THE DATA
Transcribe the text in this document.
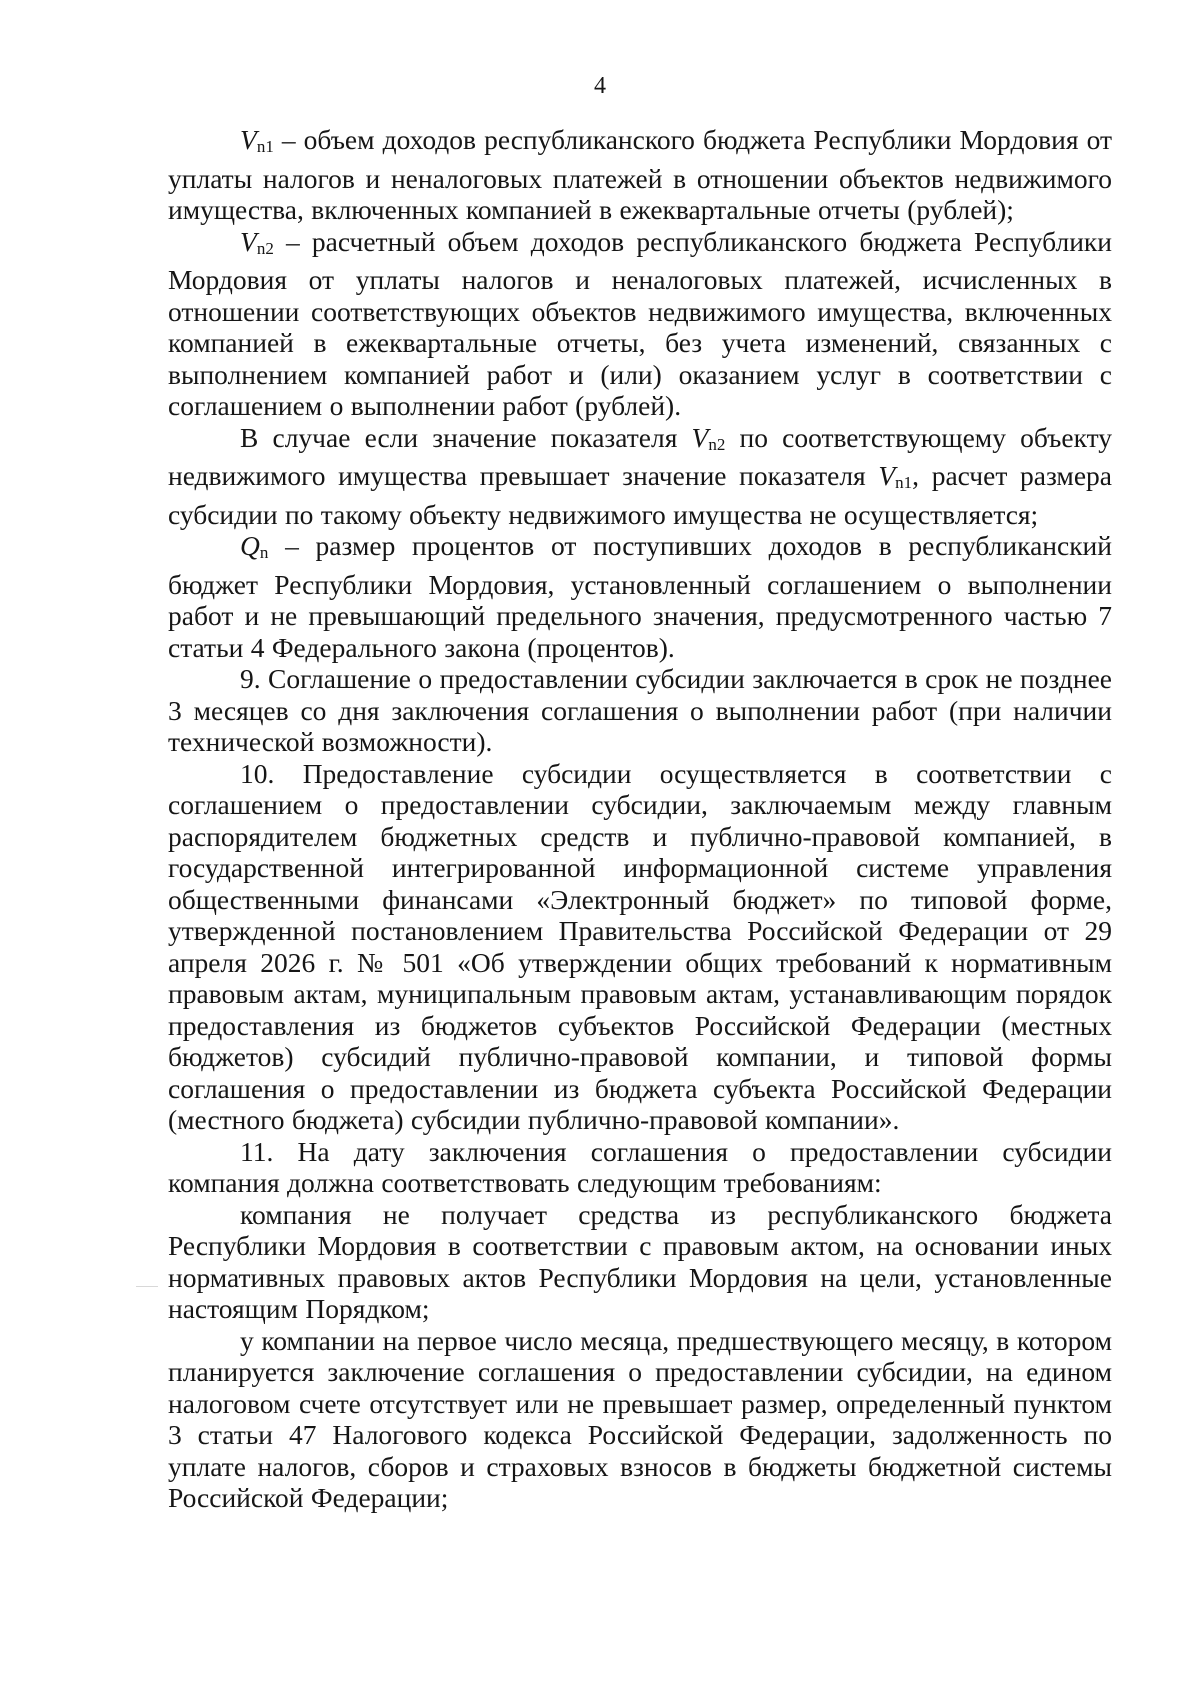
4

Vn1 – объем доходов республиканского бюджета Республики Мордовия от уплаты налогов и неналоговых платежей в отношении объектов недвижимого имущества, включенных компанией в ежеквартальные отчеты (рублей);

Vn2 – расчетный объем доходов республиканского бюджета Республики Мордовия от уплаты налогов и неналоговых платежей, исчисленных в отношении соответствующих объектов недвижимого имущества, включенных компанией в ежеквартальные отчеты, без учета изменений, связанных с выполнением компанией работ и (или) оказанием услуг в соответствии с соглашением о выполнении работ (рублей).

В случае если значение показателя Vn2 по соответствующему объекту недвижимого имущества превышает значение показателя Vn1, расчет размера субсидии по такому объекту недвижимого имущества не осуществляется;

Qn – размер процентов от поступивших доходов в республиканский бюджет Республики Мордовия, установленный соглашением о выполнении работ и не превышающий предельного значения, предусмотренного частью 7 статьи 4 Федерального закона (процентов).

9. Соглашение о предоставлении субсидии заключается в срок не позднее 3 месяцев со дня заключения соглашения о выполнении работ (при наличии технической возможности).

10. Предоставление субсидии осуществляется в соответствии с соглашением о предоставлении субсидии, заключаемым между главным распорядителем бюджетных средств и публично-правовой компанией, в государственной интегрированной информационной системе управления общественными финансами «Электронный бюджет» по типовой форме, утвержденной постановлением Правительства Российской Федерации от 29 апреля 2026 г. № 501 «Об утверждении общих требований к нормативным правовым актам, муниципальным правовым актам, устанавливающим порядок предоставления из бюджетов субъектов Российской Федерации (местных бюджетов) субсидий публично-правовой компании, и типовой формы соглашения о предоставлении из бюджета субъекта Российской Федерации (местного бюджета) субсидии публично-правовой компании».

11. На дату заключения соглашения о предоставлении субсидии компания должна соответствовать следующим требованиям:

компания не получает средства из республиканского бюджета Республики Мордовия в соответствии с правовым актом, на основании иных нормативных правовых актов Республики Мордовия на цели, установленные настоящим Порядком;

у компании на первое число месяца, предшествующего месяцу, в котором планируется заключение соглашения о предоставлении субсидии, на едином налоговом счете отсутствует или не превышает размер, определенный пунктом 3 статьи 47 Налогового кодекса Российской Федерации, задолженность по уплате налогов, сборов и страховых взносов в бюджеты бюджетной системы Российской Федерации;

WORK TO COMPLETE
Retype the whole listing, keeping every line identical and omitting all pictures.

SOLUTION TO THE EXERCISE
Transcribe the text in this document.
4

Vn1 – объем доходов республиканского бюджета Республики Мордовия от уплаты налогов и неналоговых платежей в отношении объектов недвижимого имущества, включенных компанией в ежеквартальные отчеты (рублей);

Vn2 – расчетный объем доходов республиканского бюджета Республики Мордовия от уплаты налогов и неналоговых платежей, исчисленных в отношении соответствующих объектов недвижимого имущества, включенных компанией в ежеквартальные отчеты, без учета изменений, связанных с выполнением компанией работ и (или) оказанием услуг в соответствии с соглашением о выполнении работ (рублей).

В случае если значение показателя Vn2 по соответствующему объекту недвижимого имущества превышает значение показателя Vn1, расчет размера субсидии по такому объекту недвижимого имущества не осуществляется;

Qn – размер процентов от поступивших доходов в республиканский бюджет Республики Мордовия, установленный соглашением о выполнении работ и не превышающий предельного значения, предусмотренного частью 7 статьи 4 Федерального закона (процентов).

9. Соглашение о предоставлении субсидии заключается в срок не позднее 3 месяцев со дня заключения соглашения о выполнении работ (при наличии технической возможности).

10. Предоставление субсидии осуществляется в соответствии с соглашением о предоставлении субсидии, заключаемым между главным распорядителем бюджетных средств и публично-правовой компанией, в государственной интегрированной информационной системе управления общественными финансами «Электронный бюджет» по типовой форме, утвержденной постановлением Правительства Российской Федерации от 29 апреля 2026 г. № 501 «Об утверждении общих требований к нормативным правовым актам, муниципальным правовым актам, устанавливающим порядок предоставления из бюджетов субъектов Российской Федерации (местных бюджетов) субсидий публично-правовой компании, и типовой формы соглашения о предоставлении из бюджета субъекта Российской Федерации (местного бюджета) субсидии публично-правовой компании».

11. На дату заключения соглашения о предоставлении субсидии компания должна соответствовать следующим требованиям:

компания не получает средства из республиканского бюджета Республики Мордовия в соответствии с правовым актом, на основании иных нормативных правовых актов Республики Мордовия на цели, установленные настоящим Порядком;

у компании на первое число месяца, предшествующего месяцу, в котором планируется заключение соглашения о предоставлении субсидии, на едином налоговом счете отсутствует или не превышает размер, определенный пунктом 3 статьи 47 Налогового кодекса Российской Федерации, задолженность по уплате налогов, сборов и страховых взносов в бюджеты бюджетной системы Российской Федерации;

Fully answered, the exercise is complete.